Items from a figure collection:
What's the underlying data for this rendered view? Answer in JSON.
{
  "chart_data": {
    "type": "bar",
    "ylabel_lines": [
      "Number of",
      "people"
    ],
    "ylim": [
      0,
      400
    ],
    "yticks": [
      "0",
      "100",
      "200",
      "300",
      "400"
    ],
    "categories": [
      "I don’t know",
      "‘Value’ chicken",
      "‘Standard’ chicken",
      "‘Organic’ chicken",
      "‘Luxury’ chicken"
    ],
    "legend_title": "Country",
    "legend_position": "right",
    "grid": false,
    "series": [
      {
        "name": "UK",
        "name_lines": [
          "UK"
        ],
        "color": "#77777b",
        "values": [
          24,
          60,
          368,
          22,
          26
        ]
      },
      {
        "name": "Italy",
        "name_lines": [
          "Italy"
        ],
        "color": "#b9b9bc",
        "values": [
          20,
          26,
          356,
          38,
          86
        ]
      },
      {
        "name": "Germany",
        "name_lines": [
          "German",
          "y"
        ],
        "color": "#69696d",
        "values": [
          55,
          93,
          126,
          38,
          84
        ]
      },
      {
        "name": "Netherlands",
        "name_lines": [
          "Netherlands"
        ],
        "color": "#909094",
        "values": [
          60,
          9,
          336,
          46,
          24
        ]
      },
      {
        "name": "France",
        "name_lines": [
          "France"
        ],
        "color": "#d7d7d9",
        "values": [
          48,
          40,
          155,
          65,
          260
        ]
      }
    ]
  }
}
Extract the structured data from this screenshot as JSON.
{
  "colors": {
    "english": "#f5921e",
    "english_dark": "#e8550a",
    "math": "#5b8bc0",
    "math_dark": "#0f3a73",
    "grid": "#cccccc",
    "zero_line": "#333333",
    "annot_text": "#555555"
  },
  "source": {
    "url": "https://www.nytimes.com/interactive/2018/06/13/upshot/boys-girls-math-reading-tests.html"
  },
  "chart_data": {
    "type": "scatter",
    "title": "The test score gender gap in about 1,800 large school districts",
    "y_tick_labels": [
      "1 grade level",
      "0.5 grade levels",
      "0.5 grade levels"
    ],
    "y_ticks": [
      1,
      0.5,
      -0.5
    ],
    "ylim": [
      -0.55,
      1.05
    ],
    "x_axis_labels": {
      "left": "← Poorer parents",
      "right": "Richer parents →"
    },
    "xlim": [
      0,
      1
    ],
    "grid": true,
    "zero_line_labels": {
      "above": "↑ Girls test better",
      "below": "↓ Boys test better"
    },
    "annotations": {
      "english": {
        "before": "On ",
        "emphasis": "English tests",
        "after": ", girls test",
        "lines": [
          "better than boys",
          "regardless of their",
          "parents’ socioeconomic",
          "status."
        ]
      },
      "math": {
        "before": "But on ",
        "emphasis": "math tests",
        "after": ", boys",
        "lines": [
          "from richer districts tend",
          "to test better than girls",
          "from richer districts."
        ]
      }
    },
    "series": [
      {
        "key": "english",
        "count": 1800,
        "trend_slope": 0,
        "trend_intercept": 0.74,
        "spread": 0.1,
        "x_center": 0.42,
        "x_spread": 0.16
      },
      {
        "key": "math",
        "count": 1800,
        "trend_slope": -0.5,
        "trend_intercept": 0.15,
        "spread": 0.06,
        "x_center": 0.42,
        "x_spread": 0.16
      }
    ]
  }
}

### EXERCISE GOAL
Every record above should be output exactly.

### THE ANSWER
What's the underlying data for this rendered view? Answer in JSON.
{
  "chart_data": {
    "type": "bar",
    "ylabel_lines": [
      "Number of",
      "people"
    ],
    "ylim": [
      0,
      400
    ],
    "yticks": [
      "0",
      "100",
      "200",
      "300",
      "400"
    ],
    "categories": [
      "I don’t know",
      "‘Value’ chicken",
      "‘Standard’ chicken",
      "‘Organic’ chicken",
      "‘Luxury’ chicken"
    ],
    "legend_title": "Country",
    "legend_position": "right",
    "grid": false,
    "series": [
      {
        "name": "UK",
        "name_lines": [
          "UK"
        ],
        "color": "#77777b",
        "values": [
          24,
          60,
          368,
          22,
          26
        ]
      },
      {
        "name": "Italy",
        "name_lines": [
          "Italy"
        ],
        "color": "#b9b9bc",
        "values": [
          20,
          26,
          356,
          38,
          86
        ]
      },
      {
        "name": "Germany",
        "name_lines": [
          "German",
          "y"
        ],
        "color": "#69696d",
        "values": [
          55,
          93,
          126,
          38,
          84
        ]
      },
      {
        "name": "Netherlands",
        "name_lines": [
          "Netherlands"
        ],
        "color": "#909094",
        "values": [
          60,
          9,
          336,
          46,
          24
        ]
      },
      {
        "name": "France",
        "name_lines": [
          "France"
        ],
        "color": "#d7d7d9",
        "values": [
          48,
          40,
          155,
          65,
          260
        ]
      }
    ]
  }
}
Extract the structured data from this screenshot as JSON.
{
  "colors": {
    "english": "#f5921e",
    "english_dark": "#e8550a",
    "math": "#5b8bc0",
    "math_dark": "#0f3a73",
    "grid": "#cccccc",
    "zero_line": "#333333",
    "annot_text": "#555555"
  },
  "source": {
    "url": "https://www.nytimes.com/interactive/2018/06/13/upshot/boys-girls-math-reading-tests.html"
  },
  "chart_data": {
    "type": "scatter",
    "title": "The test score gender gap in about 1,800 large school districts",
    "y_tick_labels": [
      "1 grade level",
      "0.5 grade levels",
      "0.5 grade levels"
    ],
    "y_ticks": [
      1,
      0.5,
      -0.5
    ],
    "ylim": [
      -0.55,
      1.05
    ],
    "x_axis_labels": {
      "left": "← Poorer parents",
      "right": "Richer parents →"
    },
    "xlim": [
      0,
      1
    ],
    "grid": true,
    "zero_line_labels": {
      "above": "↑ Girls test better",
      "below": "↓ Boys test better"
    },
    "annotations": {
      "english": {
        "before": "On ",
        "emphasis": "English tests",
        "after": ", girls test",
        "lines": [
          "better than boys",
          "regardless of their",
          "parents’ socioeconomic",
          "status."
        ]
      },
      "math": {
        "before": "But on ",
        "emphasis": "math tests",
        "after": ", boys",
        "lines": [
          "from richer districts tend",
          "to test better than girls",
          "from richer districts."
        ]
      }
    },
    "series": [
      {
        "key": "english",
        "count": 1800,
        "trend_slope": 0,
        "trend_intercept": 0.74,
        "spread": 0.1,
        "x_center": 0.42,
        "x_spread": 0.16
      },
      {
        "key": "math",
        "count": 1800,
        "trend_slope": -0.5,
        "trend_intercept": 0.15,
        "spread": 0.06,
        "x_center": 0.42,
        "x_spread": 0.16
      }
    ]
  }
}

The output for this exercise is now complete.